* [MATERIAL PROVIDED]
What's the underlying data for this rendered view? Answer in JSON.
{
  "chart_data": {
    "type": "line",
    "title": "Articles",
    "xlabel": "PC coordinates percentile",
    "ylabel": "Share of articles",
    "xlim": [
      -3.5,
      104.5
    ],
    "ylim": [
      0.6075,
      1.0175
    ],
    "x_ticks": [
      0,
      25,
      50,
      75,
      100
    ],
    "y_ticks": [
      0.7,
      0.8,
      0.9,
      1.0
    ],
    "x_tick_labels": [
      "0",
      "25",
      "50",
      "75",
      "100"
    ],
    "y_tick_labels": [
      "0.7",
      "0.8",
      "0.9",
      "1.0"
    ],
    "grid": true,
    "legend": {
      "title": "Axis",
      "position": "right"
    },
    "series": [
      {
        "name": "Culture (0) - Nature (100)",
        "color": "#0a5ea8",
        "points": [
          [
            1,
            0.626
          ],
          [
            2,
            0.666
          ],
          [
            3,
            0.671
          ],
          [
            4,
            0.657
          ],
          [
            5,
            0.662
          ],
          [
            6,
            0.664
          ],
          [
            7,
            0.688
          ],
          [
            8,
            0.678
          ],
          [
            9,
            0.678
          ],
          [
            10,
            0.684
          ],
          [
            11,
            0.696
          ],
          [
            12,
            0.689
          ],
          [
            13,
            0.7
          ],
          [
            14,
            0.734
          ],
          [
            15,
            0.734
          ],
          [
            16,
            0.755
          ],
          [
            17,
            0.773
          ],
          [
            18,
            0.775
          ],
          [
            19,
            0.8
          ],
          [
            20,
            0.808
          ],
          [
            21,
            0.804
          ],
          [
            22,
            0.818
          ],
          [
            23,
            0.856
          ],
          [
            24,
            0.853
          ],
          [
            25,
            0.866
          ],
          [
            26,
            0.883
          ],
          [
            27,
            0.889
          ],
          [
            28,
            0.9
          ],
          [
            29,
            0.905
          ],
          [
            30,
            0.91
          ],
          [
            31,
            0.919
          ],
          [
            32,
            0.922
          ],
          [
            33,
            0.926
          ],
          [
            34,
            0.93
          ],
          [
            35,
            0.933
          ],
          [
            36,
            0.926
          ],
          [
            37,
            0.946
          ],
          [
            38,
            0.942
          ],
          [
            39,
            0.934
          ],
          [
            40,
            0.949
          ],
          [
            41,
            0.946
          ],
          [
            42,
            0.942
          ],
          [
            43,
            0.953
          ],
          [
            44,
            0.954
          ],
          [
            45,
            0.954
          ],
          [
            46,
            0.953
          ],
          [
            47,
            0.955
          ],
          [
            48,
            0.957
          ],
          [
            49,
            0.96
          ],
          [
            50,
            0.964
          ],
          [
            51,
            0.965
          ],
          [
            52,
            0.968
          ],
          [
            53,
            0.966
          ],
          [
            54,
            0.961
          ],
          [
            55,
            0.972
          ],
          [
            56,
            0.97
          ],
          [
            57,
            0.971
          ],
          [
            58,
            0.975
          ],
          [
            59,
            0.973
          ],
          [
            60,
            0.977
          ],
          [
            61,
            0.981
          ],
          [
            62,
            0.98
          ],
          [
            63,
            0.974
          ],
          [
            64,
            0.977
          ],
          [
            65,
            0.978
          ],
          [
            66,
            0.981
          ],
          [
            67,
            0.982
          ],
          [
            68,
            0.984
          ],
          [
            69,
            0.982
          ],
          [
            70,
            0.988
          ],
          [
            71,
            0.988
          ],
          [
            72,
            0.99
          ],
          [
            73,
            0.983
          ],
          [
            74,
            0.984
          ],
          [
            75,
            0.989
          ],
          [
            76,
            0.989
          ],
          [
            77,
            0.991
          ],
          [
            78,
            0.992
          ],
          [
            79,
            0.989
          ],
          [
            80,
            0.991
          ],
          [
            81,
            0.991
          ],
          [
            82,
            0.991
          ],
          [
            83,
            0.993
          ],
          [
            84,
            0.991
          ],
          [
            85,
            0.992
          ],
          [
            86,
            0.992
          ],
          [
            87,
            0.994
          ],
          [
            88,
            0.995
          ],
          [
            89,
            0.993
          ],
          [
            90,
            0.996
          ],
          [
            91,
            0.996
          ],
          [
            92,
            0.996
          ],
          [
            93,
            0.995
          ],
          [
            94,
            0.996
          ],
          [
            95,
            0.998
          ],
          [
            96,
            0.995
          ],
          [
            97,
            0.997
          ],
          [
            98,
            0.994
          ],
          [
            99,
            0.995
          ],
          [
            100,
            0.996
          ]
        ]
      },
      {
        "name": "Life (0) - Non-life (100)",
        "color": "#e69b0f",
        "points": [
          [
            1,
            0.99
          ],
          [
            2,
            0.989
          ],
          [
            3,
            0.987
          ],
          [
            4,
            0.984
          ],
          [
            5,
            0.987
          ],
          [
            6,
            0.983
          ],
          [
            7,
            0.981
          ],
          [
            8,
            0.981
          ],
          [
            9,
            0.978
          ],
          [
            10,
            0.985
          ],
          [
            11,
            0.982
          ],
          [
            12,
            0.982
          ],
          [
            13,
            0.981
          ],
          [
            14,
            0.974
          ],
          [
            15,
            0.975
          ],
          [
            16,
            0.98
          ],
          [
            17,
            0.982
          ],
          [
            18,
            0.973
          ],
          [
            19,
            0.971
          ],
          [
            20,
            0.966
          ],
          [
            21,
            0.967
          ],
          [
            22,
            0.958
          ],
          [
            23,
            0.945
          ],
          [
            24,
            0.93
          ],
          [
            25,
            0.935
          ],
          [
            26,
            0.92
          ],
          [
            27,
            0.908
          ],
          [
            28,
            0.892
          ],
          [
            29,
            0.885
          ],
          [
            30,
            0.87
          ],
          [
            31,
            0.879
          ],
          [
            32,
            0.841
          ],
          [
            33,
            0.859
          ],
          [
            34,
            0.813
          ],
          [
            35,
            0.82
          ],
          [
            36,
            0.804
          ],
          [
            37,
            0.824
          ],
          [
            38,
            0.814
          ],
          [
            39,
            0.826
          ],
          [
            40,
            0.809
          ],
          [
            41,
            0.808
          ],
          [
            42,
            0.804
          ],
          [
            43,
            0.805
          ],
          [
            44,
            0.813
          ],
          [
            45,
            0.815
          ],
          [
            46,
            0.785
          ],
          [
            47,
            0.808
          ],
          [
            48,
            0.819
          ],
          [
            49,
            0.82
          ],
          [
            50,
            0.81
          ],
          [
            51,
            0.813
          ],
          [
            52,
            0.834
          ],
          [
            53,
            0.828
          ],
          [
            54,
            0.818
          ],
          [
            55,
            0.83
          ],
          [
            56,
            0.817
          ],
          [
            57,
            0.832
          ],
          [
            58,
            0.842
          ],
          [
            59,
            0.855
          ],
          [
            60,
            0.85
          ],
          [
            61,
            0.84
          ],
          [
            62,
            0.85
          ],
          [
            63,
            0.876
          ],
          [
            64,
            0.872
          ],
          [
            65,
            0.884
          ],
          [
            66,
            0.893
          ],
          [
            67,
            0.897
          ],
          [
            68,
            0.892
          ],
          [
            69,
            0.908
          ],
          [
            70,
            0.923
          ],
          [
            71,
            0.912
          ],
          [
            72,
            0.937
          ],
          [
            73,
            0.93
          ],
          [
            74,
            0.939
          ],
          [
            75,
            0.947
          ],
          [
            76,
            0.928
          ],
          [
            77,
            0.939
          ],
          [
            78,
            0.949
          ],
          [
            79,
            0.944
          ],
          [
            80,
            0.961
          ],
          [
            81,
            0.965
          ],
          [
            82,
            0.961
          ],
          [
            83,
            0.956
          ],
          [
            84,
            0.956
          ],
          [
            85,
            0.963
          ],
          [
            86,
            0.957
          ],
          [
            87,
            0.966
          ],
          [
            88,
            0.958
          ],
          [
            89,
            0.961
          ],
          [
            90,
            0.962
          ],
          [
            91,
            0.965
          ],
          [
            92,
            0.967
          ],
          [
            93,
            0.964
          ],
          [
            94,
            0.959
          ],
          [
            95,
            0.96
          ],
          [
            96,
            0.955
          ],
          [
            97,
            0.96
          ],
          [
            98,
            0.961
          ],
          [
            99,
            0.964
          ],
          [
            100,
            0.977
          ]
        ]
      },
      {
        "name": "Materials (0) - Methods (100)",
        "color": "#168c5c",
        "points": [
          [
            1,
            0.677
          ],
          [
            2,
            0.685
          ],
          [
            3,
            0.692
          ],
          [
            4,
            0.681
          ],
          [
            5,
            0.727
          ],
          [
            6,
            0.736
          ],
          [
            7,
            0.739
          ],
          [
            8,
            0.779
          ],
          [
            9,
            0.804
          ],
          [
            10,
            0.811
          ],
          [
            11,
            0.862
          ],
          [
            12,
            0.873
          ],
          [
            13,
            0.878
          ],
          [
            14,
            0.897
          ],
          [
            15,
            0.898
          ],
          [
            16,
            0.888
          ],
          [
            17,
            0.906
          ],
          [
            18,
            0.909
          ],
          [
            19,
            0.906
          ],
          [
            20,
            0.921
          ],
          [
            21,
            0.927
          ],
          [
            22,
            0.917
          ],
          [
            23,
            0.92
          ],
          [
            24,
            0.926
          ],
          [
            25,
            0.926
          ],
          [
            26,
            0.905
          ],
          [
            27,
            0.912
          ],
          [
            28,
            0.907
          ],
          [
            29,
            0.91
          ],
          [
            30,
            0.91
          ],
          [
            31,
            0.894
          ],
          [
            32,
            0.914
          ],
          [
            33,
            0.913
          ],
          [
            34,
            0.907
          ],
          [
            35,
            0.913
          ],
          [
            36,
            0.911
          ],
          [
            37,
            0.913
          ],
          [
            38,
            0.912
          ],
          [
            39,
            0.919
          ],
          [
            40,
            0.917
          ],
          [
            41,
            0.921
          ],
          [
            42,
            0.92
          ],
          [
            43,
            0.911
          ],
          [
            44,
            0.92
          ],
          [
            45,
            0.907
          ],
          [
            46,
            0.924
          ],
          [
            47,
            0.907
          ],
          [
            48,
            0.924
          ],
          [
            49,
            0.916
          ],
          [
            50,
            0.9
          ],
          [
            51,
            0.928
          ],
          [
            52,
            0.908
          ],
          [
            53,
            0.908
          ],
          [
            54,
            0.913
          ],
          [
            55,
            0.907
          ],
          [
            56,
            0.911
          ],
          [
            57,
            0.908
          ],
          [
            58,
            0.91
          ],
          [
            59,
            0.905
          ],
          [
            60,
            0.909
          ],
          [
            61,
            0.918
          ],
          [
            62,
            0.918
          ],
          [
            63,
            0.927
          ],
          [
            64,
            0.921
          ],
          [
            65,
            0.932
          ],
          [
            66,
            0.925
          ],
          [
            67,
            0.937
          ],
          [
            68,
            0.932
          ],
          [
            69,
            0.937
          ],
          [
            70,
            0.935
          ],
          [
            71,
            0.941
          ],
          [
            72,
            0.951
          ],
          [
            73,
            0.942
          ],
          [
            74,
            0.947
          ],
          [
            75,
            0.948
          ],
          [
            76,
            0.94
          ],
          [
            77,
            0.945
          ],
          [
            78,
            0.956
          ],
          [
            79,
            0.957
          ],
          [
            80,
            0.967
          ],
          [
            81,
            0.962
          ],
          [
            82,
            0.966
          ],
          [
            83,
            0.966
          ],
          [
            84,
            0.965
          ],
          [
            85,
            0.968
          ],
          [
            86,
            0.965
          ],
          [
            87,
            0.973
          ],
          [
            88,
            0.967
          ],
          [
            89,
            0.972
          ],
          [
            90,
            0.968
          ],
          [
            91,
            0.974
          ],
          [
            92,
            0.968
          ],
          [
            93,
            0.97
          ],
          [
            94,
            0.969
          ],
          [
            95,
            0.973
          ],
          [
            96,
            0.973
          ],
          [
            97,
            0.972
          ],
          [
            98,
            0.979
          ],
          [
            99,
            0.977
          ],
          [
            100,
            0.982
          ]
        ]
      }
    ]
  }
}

* [GIVEN EXERCISE] In the entries above, how many lines contain the word "name"? Answer with the number only.

* [RESPONSE] 3